Exercise aim: Can you transcribe the data exactly? Leave the pictures out.

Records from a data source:
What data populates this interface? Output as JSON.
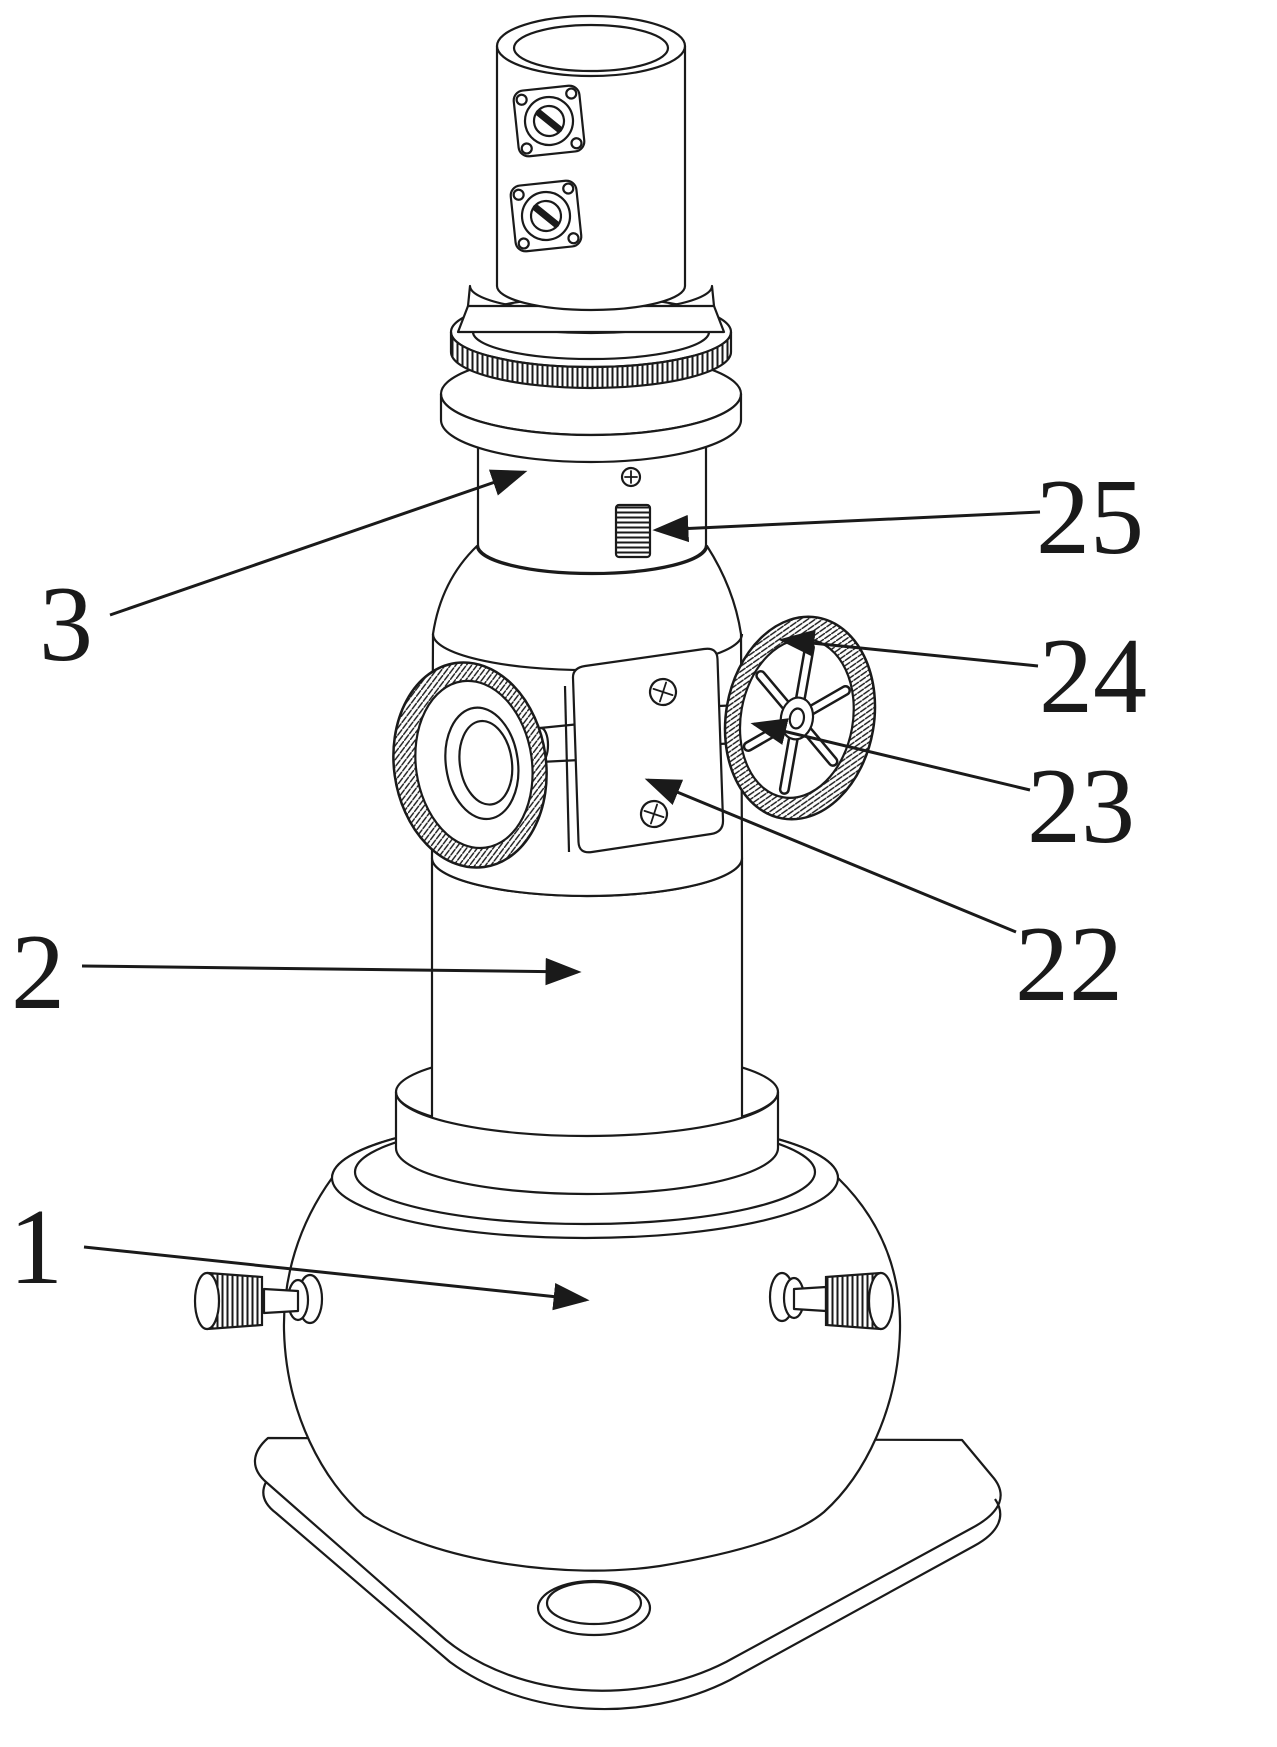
{
  "figure": {
    "colors": {
      "ink": "#1a1a1a",
      "background": "#ffffff"
    },
    "callouts": {
      "part1": "1",
      "part2": "2",
      "part3": "3",
      "part22": "22",
      "part23": "23",
      "part24": "24",
      "part25": "25"
    }
  }
}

Problem solution:
What data populates this interface? Output as JSON.
{
  "figure": {
    "colors": {
      "ink": "#1a1a1a",
      "background": "#ffffff"
    },
    "callouts": {
      "part1": "1",
      "part2": "2",
      "part3": "3",
      "part22": "22",
      "part23": "23",
      "part24": "24",
      "part25": "25"
    }
  }
}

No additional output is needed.